EXERCISE
Output the lines that follow exactly as they are.

+---+

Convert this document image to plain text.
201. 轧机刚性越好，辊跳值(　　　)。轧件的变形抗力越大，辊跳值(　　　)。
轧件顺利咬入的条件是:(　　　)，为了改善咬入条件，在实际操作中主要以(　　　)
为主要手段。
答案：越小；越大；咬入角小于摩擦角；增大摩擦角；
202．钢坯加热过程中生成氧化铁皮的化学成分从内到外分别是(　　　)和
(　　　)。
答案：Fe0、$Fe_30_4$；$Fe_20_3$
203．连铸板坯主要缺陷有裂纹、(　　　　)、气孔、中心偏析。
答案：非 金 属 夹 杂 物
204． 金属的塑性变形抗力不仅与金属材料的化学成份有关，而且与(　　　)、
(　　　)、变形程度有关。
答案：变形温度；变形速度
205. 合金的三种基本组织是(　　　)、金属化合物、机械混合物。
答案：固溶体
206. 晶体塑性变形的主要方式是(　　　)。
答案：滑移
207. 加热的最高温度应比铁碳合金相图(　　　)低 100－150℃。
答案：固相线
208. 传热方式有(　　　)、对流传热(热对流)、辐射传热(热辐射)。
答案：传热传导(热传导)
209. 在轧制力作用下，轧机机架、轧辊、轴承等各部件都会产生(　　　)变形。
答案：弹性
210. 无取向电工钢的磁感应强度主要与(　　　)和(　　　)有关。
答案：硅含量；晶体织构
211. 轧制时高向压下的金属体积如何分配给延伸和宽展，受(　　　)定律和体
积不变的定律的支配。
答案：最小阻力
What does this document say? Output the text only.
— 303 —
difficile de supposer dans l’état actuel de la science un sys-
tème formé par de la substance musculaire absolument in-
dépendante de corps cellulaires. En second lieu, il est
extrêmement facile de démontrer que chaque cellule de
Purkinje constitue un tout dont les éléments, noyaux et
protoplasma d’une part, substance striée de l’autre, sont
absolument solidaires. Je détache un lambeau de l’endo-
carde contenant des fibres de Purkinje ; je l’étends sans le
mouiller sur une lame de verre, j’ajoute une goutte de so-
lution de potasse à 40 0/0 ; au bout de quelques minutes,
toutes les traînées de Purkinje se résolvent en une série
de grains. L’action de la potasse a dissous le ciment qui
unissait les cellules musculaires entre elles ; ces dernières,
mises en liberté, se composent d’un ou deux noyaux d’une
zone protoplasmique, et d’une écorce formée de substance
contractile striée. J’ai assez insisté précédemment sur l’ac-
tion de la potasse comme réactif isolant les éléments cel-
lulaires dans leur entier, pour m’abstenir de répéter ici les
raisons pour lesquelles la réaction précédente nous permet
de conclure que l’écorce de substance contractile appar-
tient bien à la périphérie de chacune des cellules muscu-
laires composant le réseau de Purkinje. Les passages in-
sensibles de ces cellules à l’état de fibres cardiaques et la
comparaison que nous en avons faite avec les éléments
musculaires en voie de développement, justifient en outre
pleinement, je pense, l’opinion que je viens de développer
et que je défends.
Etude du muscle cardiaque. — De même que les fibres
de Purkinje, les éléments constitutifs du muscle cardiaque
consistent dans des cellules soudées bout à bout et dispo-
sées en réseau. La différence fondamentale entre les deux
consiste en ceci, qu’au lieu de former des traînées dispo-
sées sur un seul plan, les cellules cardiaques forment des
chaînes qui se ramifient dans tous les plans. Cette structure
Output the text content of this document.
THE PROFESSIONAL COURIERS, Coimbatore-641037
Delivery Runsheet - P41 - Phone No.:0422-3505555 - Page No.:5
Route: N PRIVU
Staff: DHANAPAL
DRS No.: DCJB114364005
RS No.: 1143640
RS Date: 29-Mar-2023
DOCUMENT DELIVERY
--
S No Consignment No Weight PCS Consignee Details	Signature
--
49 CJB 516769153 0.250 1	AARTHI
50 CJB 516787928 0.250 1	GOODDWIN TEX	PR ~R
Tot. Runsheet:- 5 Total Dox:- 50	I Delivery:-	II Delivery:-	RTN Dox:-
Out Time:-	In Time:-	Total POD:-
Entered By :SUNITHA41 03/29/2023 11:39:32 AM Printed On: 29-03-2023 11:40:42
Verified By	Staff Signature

+---+

EXPECTED OUTPUT
Convert this document image to plain text.
201. 轧机刚性越好，辊跳值(　　　)。轧件的变形抗力越大，辊跳值(　　　)。
轧件顺利咬入的条件是:(　　　)，为了改善咬入条件，在实际操作中主要以(　　　)
为主要手段。
答案：越小；越大；咬入角小于摩擦角；增大摩擦角；
202．钢坯加热过程中生成氧化铁皮的化学成分从内到外分别是(　　　)和
(　　　)。
答案：Fe0、$Fe_30_4$；$Fe_20_3$
203．连铸板坯主要缺陷有裂纹、(　　　　)、气孔、中心偏析。
答案：非 金 属 夹 杂 物
204． 金属的塑性变形抗力不仅与金属材料的化学成份有关，而且与(　　　)、
(　　　)、变形程度有关。
答案：变形温度；变形速度
205. 合金的三种基本组织是(　　　)、金属化合物、机械混合物。
答案：固溶体
206. 晶体塑性变形的主要方式是(　　　)。
答案：滑移
207. 加热的最高温度应比铁碳合金相图(　　　)低 100－150℃。
答案：固相线
208. 传热方式有(　　　)、对流传热(热对流)、辐射传热(热辐射)。
答案：传热传导(热传导)
209. 在轧制力作用下，轧机机架、轧辊、轴承等各部件都会产生(　　　)变形。
答案：弹性
210. 无取向电工钢的磁感应强度主要与(　　　)和(　　　)有关。
答案：硅含量；晶体织构
211. 轧制时高向压下的金属体积如何分配给延伸和宽展，受(　　　)定律和体
积不变的定律的支配。
答案：最小阻力
What does this document say? Output the text only.
— 303 —
difficile de supposer dans l’état actuel de la science un sys-
tème formé par de la substance musculaire absolument in-
dépendante de corps cellulaires. En second lieu, il est
extrêmement facile de démontrer que chaque cellule de
Purkinje constitue un tout dont les éléments, noyaux et
protoplasma d’une part, substance striée de l’autre, sont
absolument solidaires. Je détache un lambeau de l’endo-
carde contenant des fibres de Purkinje ; je l’étends sans le
mouiller sur une lame de verre, j’ajoute une goutte de so-
lution de potasse à 40 0/0 ; au bout de quelques minutes,
toutes les traînées de Purkinje se résolvent en une série
de grains. L’action de la potasse a dissous le ciment qui
unissait les cellules musculaires entre elles ; ces dernières,
mises en liberté, se composent d’un ou deux noyaux d’une
zone protoplasmique, et d’une écorce formée de substance
contractile striée. J’ai assez insisté précédemment sur l’ac-
tion de la potasse comme réactif isolant les éléments cel-
lulaires dans leur entier, pour m’abstenir de répéter ici les
raisons pour lesquelles la réaction précédente nous permet
de conclure que l’écorce de substance contractile appar-
tient bien à la périphérie de chacune des cellules muscu-
laires composant le réseau de Purkinje. Les passages in-
sensibles de ces cellules à l’état de fibres cardiaques et la
comparaison que nous en avons faite avec les éléments
musculaires en voie de développement, justifient en outre
pleinement, je pense, l’opinion que je viens de développer
et que je défends.
Etude du muscle cardiaque. — De même que les fibres
de Purkinje, les éléments constitutifs du muscle cardiaque
consistent dans des cellules soudées bout à bout et dispo-
sées en réseau. La différence fondamentale entre les deux
consiste en ceci, qu’au lieu de former des traînées dispo-
sées sur un seul plan, les cellules cardiaques forment des
chaînes qui se ramifient dans tous les plans. Cette structure
Output the text content of this document.
THE PROFESSIONAL COURIERS, Coimbatore-641037
Delivery Runsheet - P41 - Phone No.:0422-3505555 - Page No.:5
Route: N PRIVU
Staff: DHANAPAL
DRS No.: DCJB114364005
RS No.: 1143640
RS Date: 29-Mar-2023
DOCUMENT DELIVERY
--
S No Consignment No Weight PCS Consignee Details	Signature
--
49 CJB 516769153 0.250 1	AARTHI
50 CJB 516787928 0.250 1	GOODDWIN TEX	PR ~R
Tot. Runsheet:- 5 Total Dox:- 50	I Delivery:-	II Delivery:-	RTN Dox:-
Out Time:-	In Time:-	Total POD:-
Entered By :SUNITHA41 03/29/2023 11:39:32 AM Printed On: 29-03-2023 11:40:42
Verified By	Staff Signature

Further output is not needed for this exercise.